═════ Supplied material ═════

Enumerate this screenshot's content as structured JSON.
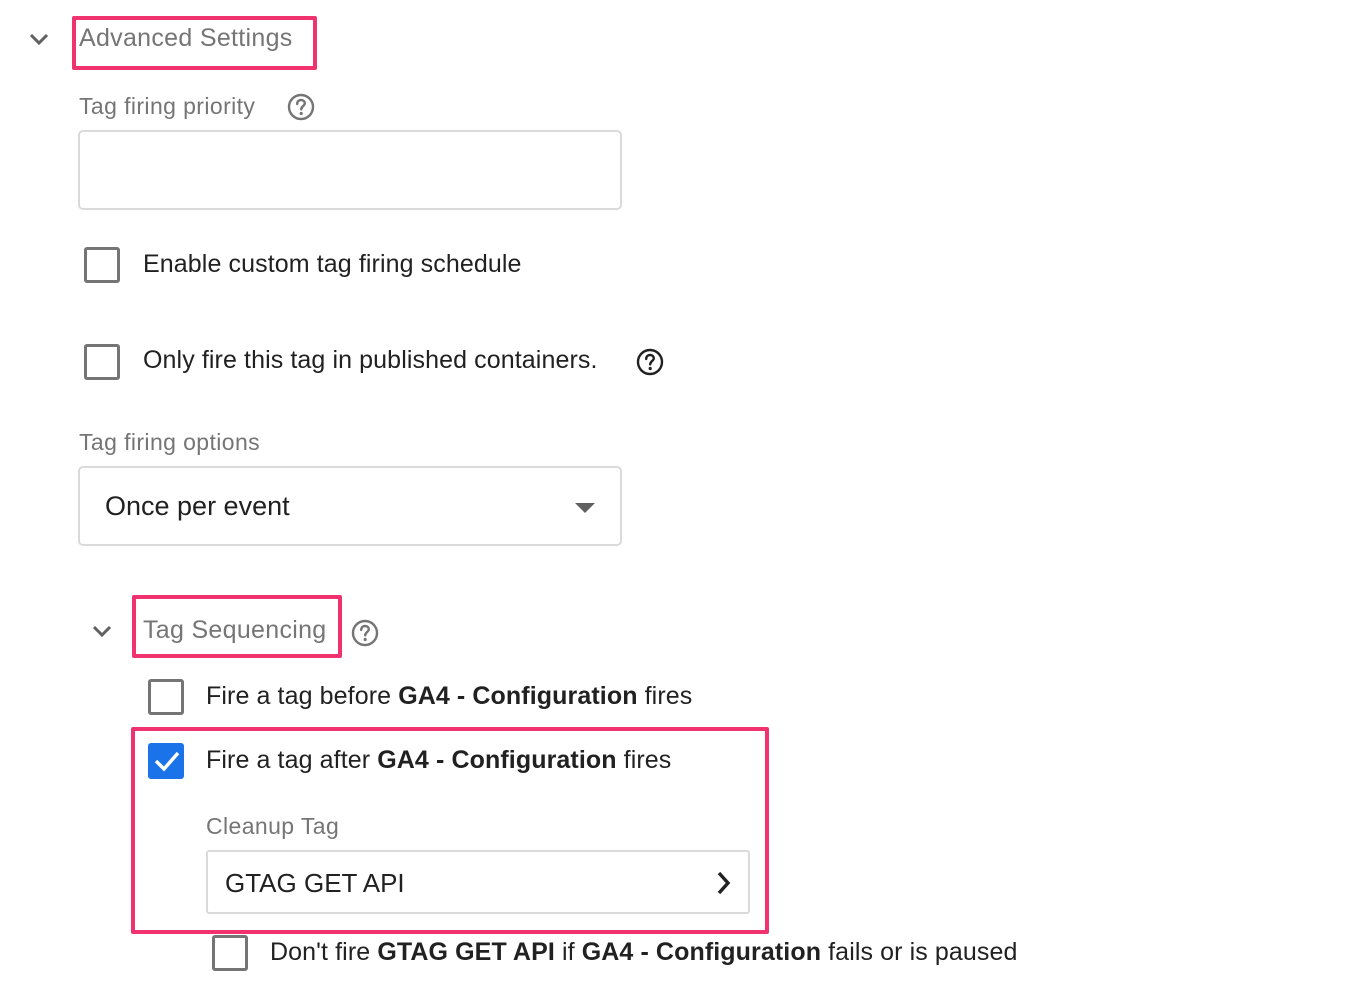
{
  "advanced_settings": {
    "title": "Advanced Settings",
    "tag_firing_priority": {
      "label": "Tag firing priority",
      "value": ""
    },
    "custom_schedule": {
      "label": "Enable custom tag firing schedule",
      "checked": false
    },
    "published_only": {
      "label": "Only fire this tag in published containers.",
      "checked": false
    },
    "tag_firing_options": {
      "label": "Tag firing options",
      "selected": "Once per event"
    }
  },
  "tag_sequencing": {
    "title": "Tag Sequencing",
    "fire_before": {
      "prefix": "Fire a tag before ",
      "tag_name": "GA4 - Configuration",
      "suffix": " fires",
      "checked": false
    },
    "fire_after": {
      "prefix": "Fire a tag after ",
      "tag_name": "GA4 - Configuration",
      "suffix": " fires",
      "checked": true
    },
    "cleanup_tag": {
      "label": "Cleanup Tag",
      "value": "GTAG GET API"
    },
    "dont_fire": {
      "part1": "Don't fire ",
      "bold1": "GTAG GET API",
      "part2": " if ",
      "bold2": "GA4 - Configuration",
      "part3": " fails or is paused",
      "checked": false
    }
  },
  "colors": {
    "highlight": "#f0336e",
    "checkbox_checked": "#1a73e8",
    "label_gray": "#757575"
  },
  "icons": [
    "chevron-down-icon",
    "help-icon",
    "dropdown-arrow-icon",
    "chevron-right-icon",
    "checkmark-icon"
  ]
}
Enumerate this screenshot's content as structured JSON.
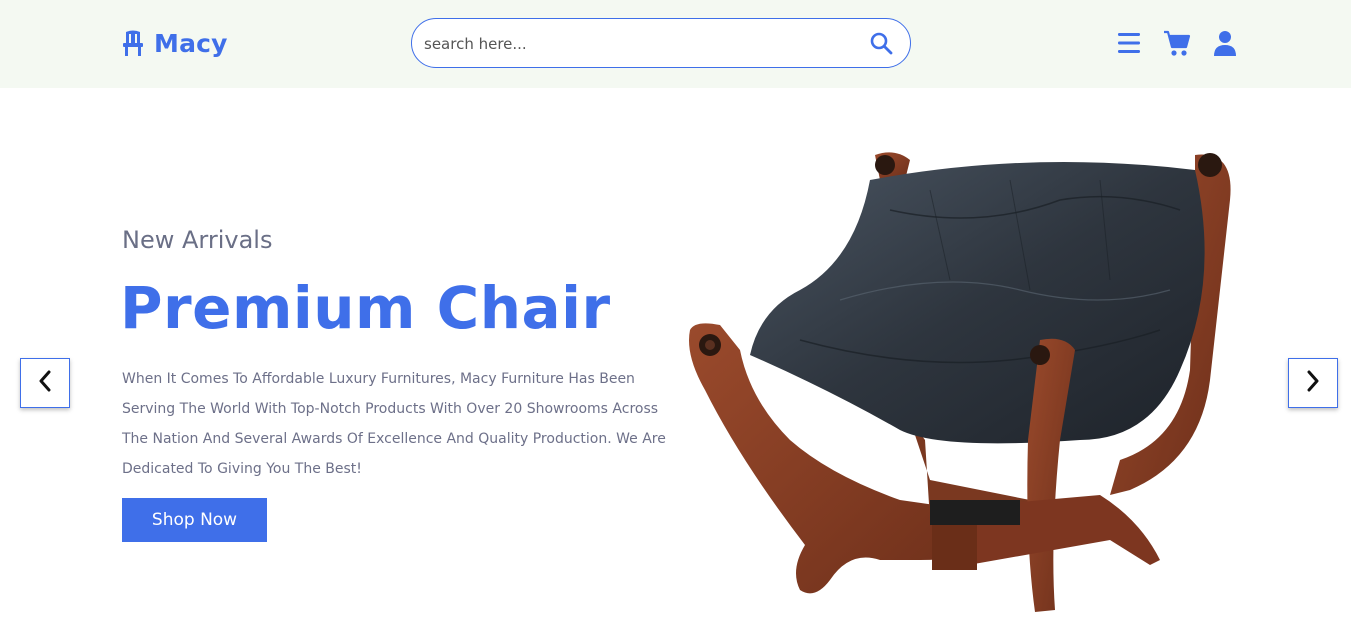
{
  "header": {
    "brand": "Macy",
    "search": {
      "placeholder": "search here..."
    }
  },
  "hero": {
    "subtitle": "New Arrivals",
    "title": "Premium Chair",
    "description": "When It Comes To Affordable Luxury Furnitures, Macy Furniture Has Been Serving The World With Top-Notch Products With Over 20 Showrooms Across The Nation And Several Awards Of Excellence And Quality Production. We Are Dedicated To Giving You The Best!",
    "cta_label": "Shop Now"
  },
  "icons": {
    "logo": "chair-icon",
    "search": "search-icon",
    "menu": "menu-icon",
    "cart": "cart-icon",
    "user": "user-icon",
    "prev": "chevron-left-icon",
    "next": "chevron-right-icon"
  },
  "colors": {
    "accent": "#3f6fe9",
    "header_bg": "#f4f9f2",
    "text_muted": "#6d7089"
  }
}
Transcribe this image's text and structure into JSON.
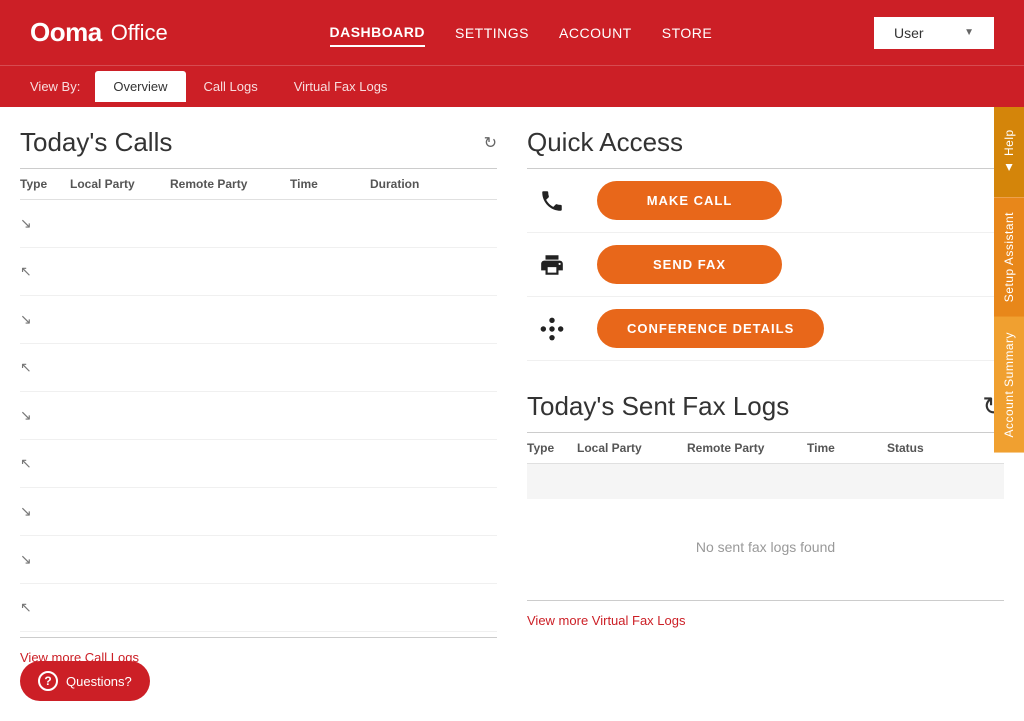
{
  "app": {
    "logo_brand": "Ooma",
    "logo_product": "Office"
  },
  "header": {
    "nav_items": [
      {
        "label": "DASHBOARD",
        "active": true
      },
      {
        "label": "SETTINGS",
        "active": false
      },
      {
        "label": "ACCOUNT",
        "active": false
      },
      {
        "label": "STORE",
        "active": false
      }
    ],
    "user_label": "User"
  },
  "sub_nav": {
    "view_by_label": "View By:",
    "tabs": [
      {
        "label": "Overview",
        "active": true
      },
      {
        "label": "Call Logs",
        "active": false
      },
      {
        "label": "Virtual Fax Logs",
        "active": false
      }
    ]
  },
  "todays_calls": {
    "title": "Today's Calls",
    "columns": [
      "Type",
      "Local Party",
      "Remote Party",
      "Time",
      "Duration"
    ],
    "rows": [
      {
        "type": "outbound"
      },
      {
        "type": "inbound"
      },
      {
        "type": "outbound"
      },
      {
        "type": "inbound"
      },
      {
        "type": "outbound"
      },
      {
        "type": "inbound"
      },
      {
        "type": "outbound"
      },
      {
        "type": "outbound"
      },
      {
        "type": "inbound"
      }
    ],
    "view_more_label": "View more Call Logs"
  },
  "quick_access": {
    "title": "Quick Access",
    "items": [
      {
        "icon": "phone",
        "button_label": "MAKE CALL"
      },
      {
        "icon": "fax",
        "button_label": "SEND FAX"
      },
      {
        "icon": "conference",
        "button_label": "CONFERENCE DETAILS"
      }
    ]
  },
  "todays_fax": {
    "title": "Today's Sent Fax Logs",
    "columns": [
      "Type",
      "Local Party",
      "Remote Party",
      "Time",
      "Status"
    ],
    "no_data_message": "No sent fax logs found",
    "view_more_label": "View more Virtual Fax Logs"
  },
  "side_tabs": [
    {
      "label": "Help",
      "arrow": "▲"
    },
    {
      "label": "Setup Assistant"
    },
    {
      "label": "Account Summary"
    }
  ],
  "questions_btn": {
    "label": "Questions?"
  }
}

═════

→ Written task:
Which lines above hold the word "Virtual"? Copy each of them.

→ Output for this exercise:
        "label": "Virtual Fax Logs",
    "view_more_label": "View more Virtual Fax Logs"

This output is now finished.